### WORK TO COMPLETE
Using the material that follows, identify and copy each line with the string "time".

### DATASET EXCERPTS

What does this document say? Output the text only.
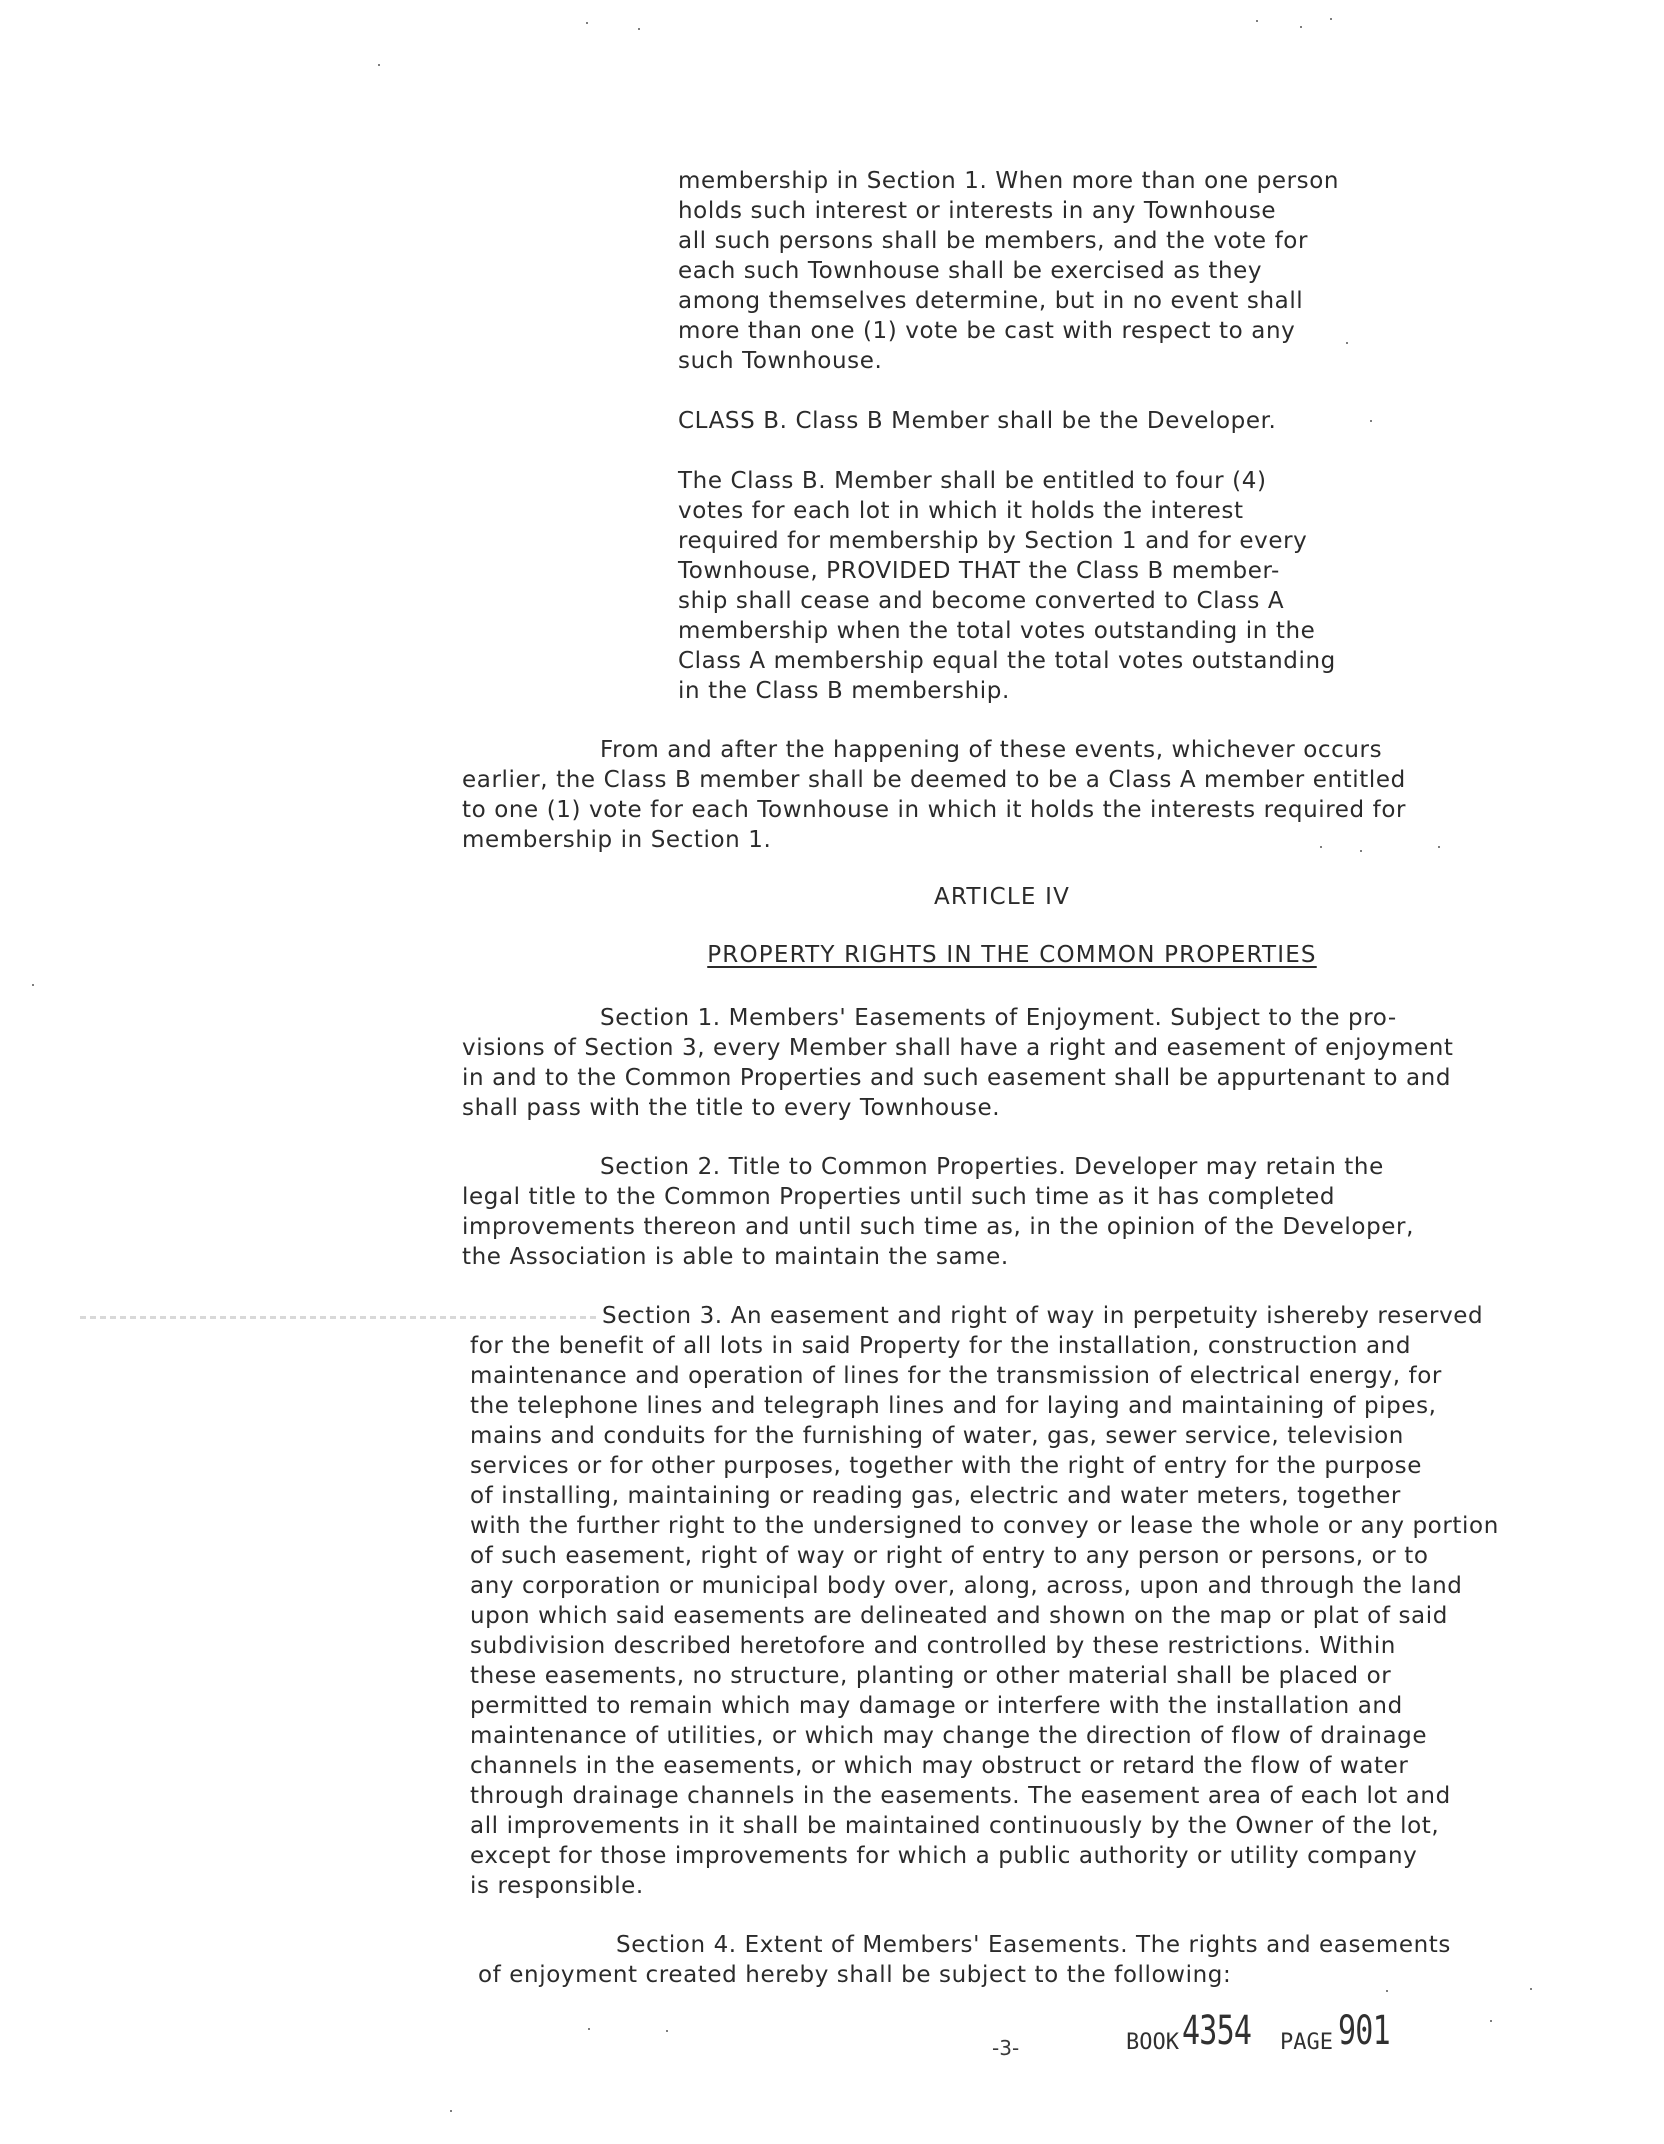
membership in Section 1. When more than one person
holds such interest or interests in any Townhouse
all such persons shall be members, and the vote for
each such Townhouse shall be exercised as they
among themselves determine, but in no event shall
more than one (1) vote be cast with respect to any
such Townhouse.
CLASS B. Class B Member shall be the Developer.
The Class B. Member shall be entitled to four (4)
votes for each lot in which it holds the interest
required for membership by Section 1 and for every
Townhouse, PROVIDED THAT the Class B member-
ship shall cease and become converted to Class A
membership when the total votes outstanding in the
Class A membership equal the total votes outstanding
in the Class B membership.
From and after the happening of these events, whichever occurs
earlier, the Class B member shall be deemed to be a Class A member entitled
to one (1) vote for each Townhouse in which it holds the interests required for
membership in Section 1.
ARTICLE IV
PROPERTY RIGHTS IN THE COMMON PROPERTIES
Section 1. Members' Easements of Enjoyment. Subject to the pro-
visions of Section 3, every Member shall have a right and easement of enjoyment
in and to the Common Properties and such easement shall be appurtenant to and
shall pass with the title to every Townhouse.
Section 2. Title to Common Properties. Developer may retain the
legal title to the Common Properties until such time as it has completed
improvements thereon and until such time as, in the opinion of the Developer,
the Association is able to maintain the same.
Section 3. An easement and right of way in perpetuity ishereby reserved
for the benefit of all lots in said Property for the installation, construction and
maintenance and operation of lines for the transmission of electrical energy, for
the telephone lines and telegraph lines and for laying and maintaining of pipes,
mains and conduits for the furnishing of water, gas, sewer service, television
services or for other purposes, together with the right of entry for the purpose
of installing, maintaining or reading gas, electric and water meters, together
with the further right to the undersigned to convey or lease the whole or any portion
of such easement, right of way or right of entry to any person or persons, or to
any corporation or municipal body over, along, across, upon and through the land
upon which said easements are delineated and shown on the map or plat of said
subdivision described heretofore and controlled by these restrictions. Within
these easements, no structure, planting or other material shall be placed or
permitted to remain which may damage or interfere with the installation and
maintenance of utilities, or which may change the direction of flow of drainage
channels in the easements, or which may obstruct or retard the flow of water
through drainage channels in the easements. The easement area of each lot and
all improvements in it shall be maintained continuously by the Owner of the lot,
except for those improvements for which a public authority or utility company
is responsible.
Section 4. Extent of Members' Easements. The rights and easements
of enjoyment created hereby shall be subject to the following:
-3-	BOOK 4354 PAGE 901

### FINAL RESULT
legal title to the Common Properties until such time as it has completed
improvements thereon and until such time as, in the opinion of the Developer,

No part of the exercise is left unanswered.